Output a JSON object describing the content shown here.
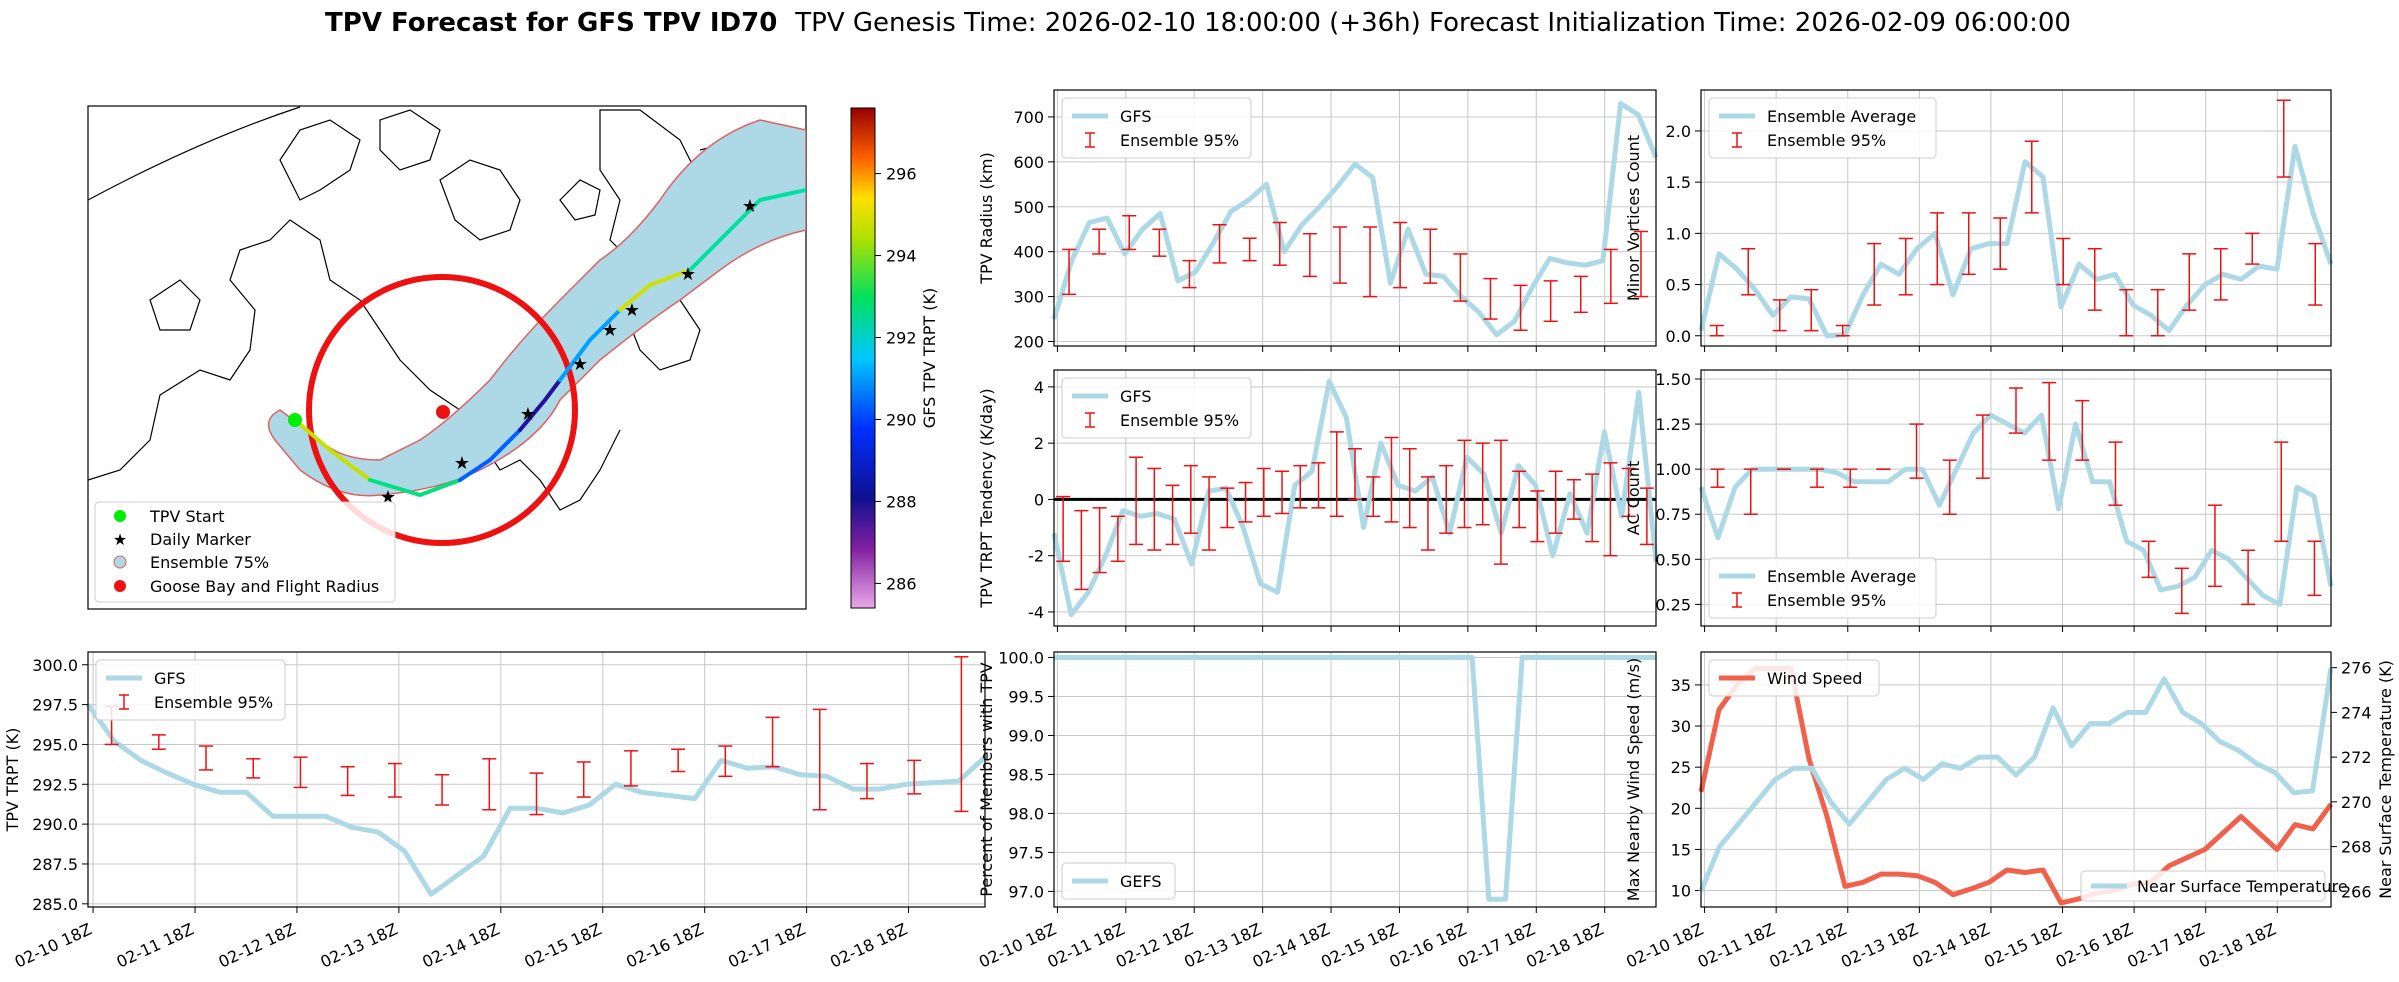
{
  "figure": {
    "title_bold": "TPV Forecast for GFS TPV ID70",
    "title_rest": "TPV Genesis Time: 2026-02-10 18:00:00 (+36h)   Forecast Initialization Time: 2026-02-09 06:00:00"
  },
  "x_tick_labels": [
    "02-10 18Z",
    "02-11 18Z",
    "02-12 18Z",
    "02-13 18Z",
    "02-14 18Z",
    "02-15 18Z",
    "02-16 18Z",
    "02-17 18Z",
    "02-18 18Z"
  ],
  "map_panel": {
    "colorbar_label": "GFS TPV TRPT (K)",
    "colorbar_ticks": [
      "286",
      "288",
      "290",
      "292",
      "294",
      "296"
    ],
    "legend": [
      "TPV Start",
      "Daily Marker",
      "Ensemble 75%",
      "Goose Bay and Flight Radius"
    ],
    "colors": {
      "ensemble_fill": "#add8e6",
      "ensemble_edge": "#e06060",
      "circle": "#ee1111",
      "start": "#00ee00",
      "marker": "#ee22ee"
    }
  },
  "chart_data": [
    {
      "id": "radius",
      "type": "line",
      "ylabel": "TPV Radius (km)",
      "ylim": [
        190,
        760
      ],
      "yticks": [
        200,
        300,
        400,
        500,
        600,
        700
      ],
      "legend": [
        "GFS",
        "Ensemble 95%"
      ],
      "line_values": [
        250,
        380,
        465,
        475,
        395,
        450,
        485,
        335,
        355,
        420,
        490,
        515,
        550,
        400,
        460,
        500,
        545,
        595,
        565,
        330,
        450,
        350,
        345,
        300,
        265,
        215,
        245,
        320,
        385,
        375,
        370,
        380,
        730,
        705,
        610
      ],
      "error_values": [
        [
          305,
          405
        ],
        [
          395,
          450
        ],
        [
          405,
          480
        ],
        [
          390,
          450
        ],
        [
          320,
          380
        ],
        [
          375,
          460
        ],
        [
          380,
          430
        ],
        [
          370,
          465
        ],
        [
          345,
          440
        ],
        [
          330,
          455
        ],
        [
          300,
          455
        ],
        [
          320,
          465
        ],
        [
          330,
          450
        ],
        [
          290,
          395
        ],
        [
          250,
          340
        ],
        [
          225,
          325
        ],
        [
          245,
          335
        ],
        [
          265,
          345
        ],
        [
          285,
          405
        ],
        [
          300,
          445
        ]
      ]
    },
    {
      "id": "tendency",
      "type": "line",
      "ylabel": "TPV TRPT Tendency (K/day)",
      "ylim": [
        -4.5,
        4.6
      ],
      "yticks": [
        -4,
        -2,
        0,
        2,
        4
      ],
      "legend": [
        "GFS",
        "Ensemble 95%"
      ],
      "line_values": [
        -1.2,
        -4.1,
        -3.3,
        -2.0,
        -0.4,
        -0.6,
        -0.5,
        -0.7,
        -2.3,
        0.3,
        0.4,
        -1.0,
        -3.0,
        -3.3,
        0.5,
        1.0,
        4.2,
        2.9,
        -1.0,
        2.0,
        0.5,
        0.3,
        0.8,
        -1.2,
        1.5,
        0.9,
        -1.2,
        1.2,
        0.5,
        -2.0,
        0.2,
        -1.2,
        2.4,
        -0.6,
        3.8,
        -2.2
      ],
      "error_values": [
        [
          -2.2,
          0.1
        ],
        [
          -3.2,
          -0.4
        ],
        [
          -2.6,
          -0.3
        ],
        [
          -2.2,
          -0.6
        ],
        [
          -1.6,
          1.5
        ],
        [
          -1.8,
          1.1
        ],
        [
          -1.6,
          0.5
        ],
        [
          -1.2,
          1.2
        ],
        [
          -1.8,
          0.8
        ],
        [
          -1.0,
          0.4
        ],
        [
          -0.8,
          0.6
        ],
        [
          -0.6,
          1.1
        ],
        [
          -0.5,
          1.0
        ],
        [
          -0.3,
          1.2
        ],
        [
          -0.3,
          1.3
        ],
        [
          -0.6,
          2.4
        ],
        [
          0.0,
          1.8
        ],
        [
          -0.6,
          0.8
        ],
        [
          -0.8,
          2.2
        ],
        [
          -1.0,
          1.8
        ],
        [
          -1.8,
          0.8
        ],
        [
          -1.2,
          1.2
        ],
        [
          -1.0,
          2.1
        ],
        [
          -0.9,
          2.0
        ],
        [
          -2.3,
          2.1
        ],
        [
          -1.0,
          1.0
        ],
        [
          -1.5,
          0.3
        ],
        [
          -1.2,
          1.0
        ],
        [
          -0.7,
          0.7
        ],
        [
          -1.5,
          0.9
        ],
        [
          -2.0,
          1.3
        ],
        [
          -0.6,
          1.1
        ],
        [
          -1.6,
          0.4
        ]
      ]
    },
    {
      "id": "minor",
      "type": "line",
      "ylabel": "Minor Vortices Count",
      "ylim": [
        -0.1,
        2.4
      ],
      "yticks": [
        "0.0",
        "0.5",
        "1.0",
        "1.5",
        "2.0"
      ],
      "legend": [
        "Ensemble Average",
        "Ensemble 95%"
      ],
      "line_values": [
        0.05,
        0.8,
        0.65,
        0.45,
        0.2,
        0.38,
        0.36,
        0.0,
        0.01,
        0.4,
        0.7,
        0.6,
        0.85,
        1.0,
        0.4,
        0.85,
        0.9,
        0.9,
        1.7,
        1.55,
        0.28,
        0.7,
        0.55,
        0.6,
        0.3,
        0.2,
        0.05,
        0.3,
        0.5,
        0.6,
        0.55,
        0.68,
        0.65,
        1.85,
        1.2,
        0.7
      ],
      "error_values": [
        [
          0.0,
          0.1
        ],
        [
          0.4,
          0.85
        ],
        [
          0.05,
          0.35
        ],
        [
          0.05,
          0.45
        ],
        [
          0.0,
          0.1
        ],
        [
          0.3,
          0.9
        ],
        [
          0.4,
          0.95
        ],
        [
          0.5,
          1.2
        ],
        [
          0.6,
          1.2
        ],
        [
          0.65,
          1.15
        ],
        [
          1.2,
          1.9
        ],
        [
          0.5,
          0.95
        ],
        [
          0.25,
          0.85
        ],
        [
          0.0,
          0.45
        ],
        [
          0.0,
          0.45
        ],
        [
          0.25,
          0.8
        ],
        [
          0.35,
          0.85
        ],
        [
          0.7,
          1.0
        ],
        [
          1.55,
          2.3
        ],
        [
          0.3,
          0.9
        ]
      ]
    },
    {
      "id": "ac",
      "type": "line",
      "ylabel": "AC Count",
      "ylim": [
        0.13,
        1.55
      ],
      "yticks": [
        "0.25",
        "0.50",
        "0.75",
        "1.00",
        "1.25",
        "1.50"
      ],
      "legend": [
        "Ensemble Average",
        "Ensemble 95%"
      ],
      "line_values": [
        0.9,
        0.62,
        0.9,
        1.0,
        1.0,
        1.0,
        1.0,
        1.0,
        0.98,
        0.93,
        0.93,
        0.93,
        1.0,
        1.0,
        0.8,
        1.0,
        1.2,
        1.3,
        1.25,
        1.2,
        1.3,
        0.78,
        1.25,
        0.93,
        0.93,
        0.6,
        0.55,
        0.33,
        0.35,
        0.4,
        0.55,
        0.5,
        0.4,
        0.3,
        0.25,
        0.9,
        0.85,
        0.35
      ],
      "error_values": [
        [
          0.9,
          1.0
        ],
        [
          0.75,
          1.0
        ],
        [
          1.0,
          1.0
        ],
        [
          0.9,
          1.0
        ],
        [
          0.9,
          1.0
        ],
        [
          1.0,
          1.0
        ],
        [
          0.95,
          1.25
        ],
        [
          0.75,
          1.05
        ],
        [
          0.95,
          1.3
        ],
        [
          1.2,
          1.45
        ],
        [
          1.05,
          1.48
        ],
        [
          1.05,
          1.38
        ],
        [
          0.8,
          1.15
        ],
        [
          0.4,
          0.6
        ],
        [
          0.2,
          0.45
        ],
        [
          0.35,
          0.8
        ],
        [
          0.25,
          0.55
        ],
        [
          0.6,
          1.15
        ],
        [
          0.3,
          0.6
        ]
      ]
    },
    {
      "id": "trpt",
      "type": "line",
      "ylabel": "TPV TRPT (K)",
      "ylim": [
        284.8,
        300.8
      ],
      "yticks": [
        "285.0",
        "287.5",
        "290.0",
        "292.5",
        "295.0",
        "297.5",
        "300.0"
      ],
      "legend": [
        "GFS",
        "Ensemble 95%"
      ],
      "line_values": [
        297.5,
        295.2,
        294.0,
        293.2,
        292.5,
        292.0,
        292.0,
        290.5,
        290.5,
        290.5,
        289.8,
        289.5,
        288.3,
        285.6,
        286.8,
        288.0,
        291.0,
        291.0,
        290.7,
        291.2,
        292.5,
        292.0,
        291.8,
        291.6,
        294.0,
        293.5,
        293.6,
        293.1,
        293.0,
        292.2,
        292.2,
        292.5,
        292.6,
        292.7,
        294.2
      ],
      "error_values": [
        [
          295.0,
          297.4
        ],
        [
          294.7,
          295.6
        ],
        [
          293.4,
          294.9
        ],
        [
          292.9,
          294.1
        ],
        [
          292.3,
          294.2
        ],
        [
          291.8,
          293.6
        ],
        [
          291.7,
          293.8
        ],
        [
          291.2,
          293.1
        ],
        [
          290.9,
          294.1
        ],
        [
          290.6,
          293.2
        ],
        [
          291.7,
          293.9
        ],
        [
          292.4,
          294.6
        ],
        [
          293.3,
          294.7
        ],
        [
          293.0,
          294.9
        ],
        [
          293.6,
          296.7
        ],
        [
          290.9,
          297.2
        ],
        [
          291.6,
          293.8
        ],
        [
          291.9,
          294.0
        ],
        [
          290.8,
          300.5
        ]
      ]
    },
    {
      "id": "percent",
      "type": "line",
      "ylabel": "Percent of Members with TPV",
      "ylim": [
        96.8,
        100.07
      ],
      "yticks": [
        "97.0",
        "97.5",
        "98.0",
        "98.5",
        "99.0",
        "99.5",
        "100.0"
      ],
      "legend": [
        "GEFS"
      ],
      "line_values": [
        100,
        100,
        100,
        100,
        100,
        100,
        100,
        100,
        100,
        100,
        100,
        100,
        100,
        100,
        100,
        100,
        100,
        100,
        100,
        100,
        100,
        100,
        100,
        100,
        100,
        100,
        96.9,
        96.9,
        100,
        100,
        100,
        100,
        100,
        100,
        100,
        100,
        100
      ]
    },
    {
      "id": "wind",
      "type": "line",
      "ylabel": "Max Nearby Wind Speed (m/s)",
      "ylabel_right": "Near Surface Temperature (K)",
      "ylim": [
        8,
        39
      ],
      "ylim_right": [
        265.3,
        276.7
      ],
      "yticks": [
        10,
        15,
        20,
        25,
        30,
        35
      ],
      "yticks_right": [
        266,
        268,
        270,
        272,
        274,
        276
      ],
      "legend": [
        "Wind Speed"
      ],
      "legend_right": [
        "Near Surface Temperature"
      ],
      "colors": {
        "wind": "#f0604a",
        "temp": "#add8e6",
        "right_axis": "#4169e1"
      },
      "line_values": [
        22,
        32,
        35,
        37,
        37,
        37,
        26,
        19,
        10.5,
        11,
        12,
        12,
        11.8,
        11,
        9.5,
        10.2,
        11,
        12.5,
        12.2,
        12.5,
        8.5,
        9,
        9.7,
        10,
        10.8,
        11,
        13,
        14,
        15,
        17,
        19,
        17,
        15,
        18,
        17.5,
        20.5
      ],
      "line_values_right": [
        266,
        268,
        269,
        270,
        271,
        271.5,
        271.5,
        270,
        269,
        270,
        271,
        271.5,
        271,
        271.7,
        271.5,
        272,
        272,
        271.2,
        272,
        274.2,
        272.5,
        273.5,
        273.5,
        274,
        274,
        275.5,
        274,
        273.5,
        272.7,
        272.3,
        271.7,
        271.3,
        270.4,
        270.5,
        276
      ]
    }
  ]
}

****************

** Exercise objective **
Search the entries for the word "Temperature", then list each line that holds it.

** Response for this exercise **
      "ylabel_right": "Near Surface Temperature (K)",
        "Near Surface Temperature"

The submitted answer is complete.